== Your objective ==
Return the lines where the word "this" occurs.

== Recorded data ==
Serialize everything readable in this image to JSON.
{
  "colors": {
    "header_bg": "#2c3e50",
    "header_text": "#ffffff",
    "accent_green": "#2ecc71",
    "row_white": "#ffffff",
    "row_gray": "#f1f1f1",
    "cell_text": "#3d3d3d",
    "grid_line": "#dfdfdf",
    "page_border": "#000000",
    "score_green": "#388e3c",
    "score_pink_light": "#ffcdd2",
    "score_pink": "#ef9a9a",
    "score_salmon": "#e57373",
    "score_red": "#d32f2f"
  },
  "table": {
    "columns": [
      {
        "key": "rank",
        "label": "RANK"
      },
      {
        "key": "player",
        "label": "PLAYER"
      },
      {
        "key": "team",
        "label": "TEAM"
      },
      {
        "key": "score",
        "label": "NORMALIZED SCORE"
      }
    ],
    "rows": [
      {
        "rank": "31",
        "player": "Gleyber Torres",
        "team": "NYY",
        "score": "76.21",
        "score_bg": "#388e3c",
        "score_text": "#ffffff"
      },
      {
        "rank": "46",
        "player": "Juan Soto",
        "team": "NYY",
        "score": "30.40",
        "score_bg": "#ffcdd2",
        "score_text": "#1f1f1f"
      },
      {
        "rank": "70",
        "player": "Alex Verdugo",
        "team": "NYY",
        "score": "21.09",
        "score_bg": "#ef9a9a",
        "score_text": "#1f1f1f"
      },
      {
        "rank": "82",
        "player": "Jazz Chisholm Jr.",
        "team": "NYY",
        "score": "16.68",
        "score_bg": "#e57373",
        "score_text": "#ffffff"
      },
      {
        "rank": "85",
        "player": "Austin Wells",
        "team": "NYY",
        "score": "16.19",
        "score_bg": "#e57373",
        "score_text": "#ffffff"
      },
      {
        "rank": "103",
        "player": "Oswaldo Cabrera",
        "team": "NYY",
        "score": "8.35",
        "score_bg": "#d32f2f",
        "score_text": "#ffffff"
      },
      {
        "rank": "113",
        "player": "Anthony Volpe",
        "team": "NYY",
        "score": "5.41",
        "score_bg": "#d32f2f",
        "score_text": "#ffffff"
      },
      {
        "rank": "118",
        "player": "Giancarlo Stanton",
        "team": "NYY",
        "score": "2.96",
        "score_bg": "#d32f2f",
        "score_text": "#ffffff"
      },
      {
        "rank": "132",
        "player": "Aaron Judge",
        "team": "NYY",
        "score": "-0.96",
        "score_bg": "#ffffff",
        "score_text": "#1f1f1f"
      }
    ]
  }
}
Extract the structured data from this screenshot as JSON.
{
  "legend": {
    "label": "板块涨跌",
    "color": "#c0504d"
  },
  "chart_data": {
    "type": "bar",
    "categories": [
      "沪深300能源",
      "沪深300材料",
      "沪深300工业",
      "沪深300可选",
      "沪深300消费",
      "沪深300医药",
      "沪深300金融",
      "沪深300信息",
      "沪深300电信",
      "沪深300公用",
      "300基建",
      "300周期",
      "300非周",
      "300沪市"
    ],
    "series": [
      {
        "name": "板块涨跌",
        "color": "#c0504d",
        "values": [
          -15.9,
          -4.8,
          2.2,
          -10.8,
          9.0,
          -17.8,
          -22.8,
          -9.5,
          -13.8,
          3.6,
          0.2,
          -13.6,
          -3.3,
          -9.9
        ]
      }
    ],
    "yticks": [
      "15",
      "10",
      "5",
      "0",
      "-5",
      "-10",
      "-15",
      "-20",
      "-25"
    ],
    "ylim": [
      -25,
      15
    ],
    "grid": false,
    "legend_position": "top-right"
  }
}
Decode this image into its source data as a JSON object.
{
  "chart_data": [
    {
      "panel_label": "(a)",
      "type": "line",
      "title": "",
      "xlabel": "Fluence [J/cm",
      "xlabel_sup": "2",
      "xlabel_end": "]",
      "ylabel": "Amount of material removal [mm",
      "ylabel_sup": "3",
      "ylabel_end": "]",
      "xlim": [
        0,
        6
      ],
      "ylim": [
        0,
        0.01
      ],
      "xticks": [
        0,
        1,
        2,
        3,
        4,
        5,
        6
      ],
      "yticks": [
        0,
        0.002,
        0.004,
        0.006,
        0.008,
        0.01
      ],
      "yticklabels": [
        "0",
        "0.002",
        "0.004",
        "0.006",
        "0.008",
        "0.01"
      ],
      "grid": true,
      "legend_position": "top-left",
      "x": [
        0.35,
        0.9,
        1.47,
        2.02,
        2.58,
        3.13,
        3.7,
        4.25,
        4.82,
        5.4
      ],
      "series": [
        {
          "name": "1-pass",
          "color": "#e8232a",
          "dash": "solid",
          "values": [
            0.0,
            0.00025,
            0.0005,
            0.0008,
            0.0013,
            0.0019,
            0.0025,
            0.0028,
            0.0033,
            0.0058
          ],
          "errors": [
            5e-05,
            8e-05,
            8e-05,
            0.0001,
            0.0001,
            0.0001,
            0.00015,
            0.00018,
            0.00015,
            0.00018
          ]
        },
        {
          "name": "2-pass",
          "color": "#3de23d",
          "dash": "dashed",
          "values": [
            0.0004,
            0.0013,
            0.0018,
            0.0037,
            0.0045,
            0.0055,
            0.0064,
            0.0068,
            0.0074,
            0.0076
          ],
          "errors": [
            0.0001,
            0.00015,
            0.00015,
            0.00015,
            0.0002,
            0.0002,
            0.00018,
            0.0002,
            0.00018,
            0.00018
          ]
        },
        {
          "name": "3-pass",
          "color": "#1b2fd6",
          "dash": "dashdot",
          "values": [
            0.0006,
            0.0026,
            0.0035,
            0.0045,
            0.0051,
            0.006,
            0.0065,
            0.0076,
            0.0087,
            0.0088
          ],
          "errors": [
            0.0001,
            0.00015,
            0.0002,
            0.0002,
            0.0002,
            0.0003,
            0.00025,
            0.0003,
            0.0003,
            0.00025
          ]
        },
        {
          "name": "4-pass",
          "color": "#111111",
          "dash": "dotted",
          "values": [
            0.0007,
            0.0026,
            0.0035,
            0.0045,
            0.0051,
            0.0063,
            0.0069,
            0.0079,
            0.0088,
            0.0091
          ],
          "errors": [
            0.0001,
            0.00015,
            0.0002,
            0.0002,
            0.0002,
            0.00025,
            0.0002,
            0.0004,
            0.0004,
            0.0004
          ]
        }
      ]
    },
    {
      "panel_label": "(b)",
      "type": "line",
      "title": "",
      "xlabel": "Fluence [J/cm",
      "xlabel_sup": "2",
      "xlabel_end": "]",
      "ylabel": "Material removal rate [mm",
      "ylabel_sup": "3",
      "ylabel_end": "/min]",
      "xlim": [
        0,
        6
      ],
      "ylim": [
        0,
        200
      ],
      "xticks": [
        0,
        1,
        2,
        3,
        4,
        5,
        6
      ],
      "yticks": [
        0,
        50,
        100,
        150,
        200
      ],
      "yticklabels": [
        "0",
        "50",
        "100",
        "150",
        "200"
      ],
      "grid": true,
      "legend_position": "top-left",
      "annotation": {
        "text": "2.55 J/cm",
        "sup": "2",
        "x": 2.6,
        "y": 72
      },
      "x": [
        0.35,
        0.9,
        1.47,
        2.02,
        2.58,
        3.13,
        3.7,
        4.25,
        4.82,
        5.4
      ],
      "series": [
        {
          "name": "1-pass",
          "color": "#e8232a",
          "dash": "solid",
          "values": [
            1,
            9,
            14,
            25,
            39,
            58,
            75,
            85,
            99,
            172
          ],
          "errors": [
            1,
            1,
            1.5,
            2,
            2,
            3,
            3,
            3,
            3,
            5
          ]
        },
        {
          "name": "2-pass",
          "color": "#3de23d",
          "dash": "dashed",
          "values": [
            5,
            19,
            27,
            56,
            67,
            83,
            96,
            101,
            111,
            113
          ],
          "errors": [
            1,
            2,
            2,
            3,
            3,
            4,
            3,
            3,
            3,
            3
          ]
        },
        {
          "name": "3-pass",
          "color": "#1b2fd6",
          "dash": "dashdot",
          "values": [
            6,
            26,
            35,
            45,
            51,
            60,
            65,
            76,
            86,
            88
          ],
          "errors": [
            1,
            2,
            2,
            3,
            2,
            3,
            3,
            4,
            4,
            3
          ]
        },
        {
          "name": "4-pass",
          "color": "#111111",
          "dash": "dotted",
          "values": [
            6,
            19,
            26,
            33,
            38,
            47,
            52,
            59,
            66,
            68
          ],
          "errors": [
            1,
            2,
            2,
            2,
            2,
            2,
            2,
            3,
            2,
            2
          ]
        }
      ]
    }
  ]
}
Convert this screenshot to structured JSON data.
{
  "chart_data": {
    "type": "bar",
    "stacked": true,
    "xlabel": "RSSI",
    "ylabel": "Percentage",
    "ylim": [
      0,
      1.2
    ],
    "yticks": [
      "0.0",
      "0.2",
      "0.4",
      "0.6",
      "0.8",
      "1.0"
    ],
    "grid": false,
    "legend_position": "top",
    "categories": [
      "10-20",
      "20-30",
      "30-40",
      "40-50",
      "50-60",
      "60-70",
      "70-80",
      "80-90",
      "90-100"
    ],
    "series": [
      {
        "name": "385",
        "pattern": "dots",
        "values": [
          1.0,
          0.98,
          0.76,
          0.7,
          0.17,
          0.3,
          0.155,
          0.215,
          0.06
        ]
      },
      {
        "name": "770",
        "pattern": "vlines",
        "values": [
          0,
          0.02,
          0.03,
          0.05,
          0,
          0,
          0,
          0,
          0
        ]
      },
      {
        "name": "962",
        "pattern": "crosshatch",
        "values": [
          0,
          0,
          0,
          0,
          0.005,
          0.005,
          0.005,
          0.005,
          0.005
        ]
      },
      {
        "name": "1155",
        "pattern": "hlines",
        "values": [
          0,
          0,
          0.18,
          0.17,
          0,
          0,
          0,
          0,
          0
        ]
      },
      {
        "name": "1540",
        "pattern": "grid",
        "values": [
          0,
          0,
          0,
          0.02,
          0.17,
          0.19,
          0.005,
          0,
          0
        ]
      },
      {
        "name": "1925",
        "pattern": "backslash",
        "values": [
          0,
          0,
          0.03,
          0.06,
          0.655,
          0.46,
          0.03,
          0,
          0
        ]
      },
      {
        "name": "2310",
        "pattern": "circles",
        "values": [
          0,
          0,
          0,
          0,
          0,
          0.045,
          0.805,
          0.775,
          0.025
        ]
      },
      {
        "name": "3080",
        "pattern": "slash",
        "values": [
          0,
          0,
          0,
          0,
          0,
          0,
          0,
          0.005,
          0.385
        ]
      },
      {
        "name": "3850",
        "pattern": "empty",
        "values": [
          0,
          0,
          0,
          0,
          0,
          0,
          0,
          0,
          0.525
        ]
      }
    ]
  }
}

== Task result ==
Serialize everything readable in this image to JSON.
Extract the structured data from this screenshot as JSON.
Decode this image into its source data as a JSON object.
Convert this screenshot to structured JSON data.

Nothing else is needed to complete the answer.